BRANO DI TESTO:
((

Il Real Madrid dei gregari

La mistica della "Casa Blanca" passa anche per giocatori come Nacho e Lucas Vazquez.

C’è stato un momento, durante i rigori tra Manchester City e Real Madrid, in cui abbiamo capito che il destino della “Casa Blanca” si stava compiendo ancora una volta. Quella sera, a passare il turno, sarebbe stata la squadra di Ancelotti.

 

Si dice che in una serie di rigori il percorso dal centrocampo al dischetto sia una tortura per il calciatore incaricato di battere. Lucas Vázquez non doveva pensarla allo stesso modo, visto che è entrato in area di rigore palleggiando come se fosse ancora nel riscaldamento, e non nell’istante decisivo di un quarto di finale di Champions tra le due squadre migliori al mondo. Il suo tiro, come sappiamo, ha superato Ederson. È stato il momento cruciale della serie di rigori, non solo per la sfrontatezza dello spagnolo con i suoi palleggi, che chissà che effetto avrà fatto sui giocatori del Manchester City, ma anche perché quel rigore è arrivato dopo l’errore di Kovacić e ha quindi sancito il sorpasso del Real Madrid.

))

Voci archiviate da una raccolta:
((

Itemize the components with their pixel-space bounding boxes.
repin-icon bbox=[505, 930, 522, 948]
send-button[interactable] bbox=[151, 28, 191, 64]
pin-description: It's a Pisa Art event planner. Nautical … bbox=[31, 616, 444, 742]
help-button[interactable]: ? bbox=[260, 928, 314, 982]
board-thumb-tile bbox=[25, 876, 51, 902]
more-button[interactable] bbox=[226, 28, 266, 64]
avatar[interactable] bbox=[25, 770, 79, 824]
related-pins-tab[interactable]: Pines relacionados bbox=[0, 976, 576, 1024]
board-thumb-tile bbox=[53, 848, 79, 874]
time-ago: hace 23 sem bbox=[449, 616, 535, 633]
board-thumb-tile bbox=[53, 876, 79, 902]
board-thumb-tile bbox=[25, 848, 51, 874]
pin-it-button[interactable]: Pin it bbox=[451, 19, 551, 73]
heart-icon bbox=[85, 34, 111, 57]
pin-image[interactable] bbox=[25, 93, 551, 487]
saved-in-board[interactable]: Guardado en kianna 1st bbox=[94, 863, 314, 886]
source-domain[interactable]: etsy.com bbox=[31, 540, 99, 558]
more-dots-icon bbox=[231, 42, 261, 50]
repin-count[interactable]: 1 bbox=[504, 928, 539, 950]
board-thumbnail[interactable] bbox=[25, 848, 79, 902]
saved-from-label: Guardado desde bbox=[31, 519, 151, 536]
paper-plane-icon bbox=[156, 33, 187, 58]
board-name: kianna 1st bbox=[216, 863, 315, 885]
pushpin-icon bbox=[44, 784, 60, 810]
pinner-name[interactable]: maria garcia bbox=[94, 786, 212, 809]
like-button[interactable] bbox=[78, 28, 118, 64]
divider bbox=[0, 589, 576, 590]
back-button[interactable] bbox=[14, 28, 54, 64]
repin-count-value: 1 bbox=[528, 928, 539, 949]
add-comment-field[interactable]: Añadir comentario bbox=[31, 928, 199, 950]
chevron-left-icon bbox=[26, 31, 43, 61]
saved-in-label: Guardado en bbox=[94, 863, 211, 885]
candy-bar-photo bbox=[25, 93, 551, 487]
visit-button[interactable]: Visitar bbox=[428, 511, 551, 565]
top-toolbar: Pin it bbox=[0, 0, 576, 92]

))

CONSEGNA A: Cita il brano sul Real Madrid da "La mistica della" a "squadra di Ancelotti.", estremi inclusi.
CONSEGNA B: Estrai dai record tutte le righe che contengono la stringa "name".

RISPOSTA ATTESA A:
La mistica della "Casa Blanca" passa anche per giocatori come Nacho e Lucas Vazquez.

C’è stato un momento, durante i rigori tra Manchester City e Real Madrid, in cui abbiamo capito che il destino della “Casa Blanca” si stava compiendo ancora una volta. Quella sera, a passare il turno, sarebbe stata la squadra di Ancelotti.

RISPOSTA ATTESA B:
board-name: kianna 1st bbox=[216, 863, 315, 885]
pinner-name[interactable]: maria garcia bbox=[94, 786, 212, 809]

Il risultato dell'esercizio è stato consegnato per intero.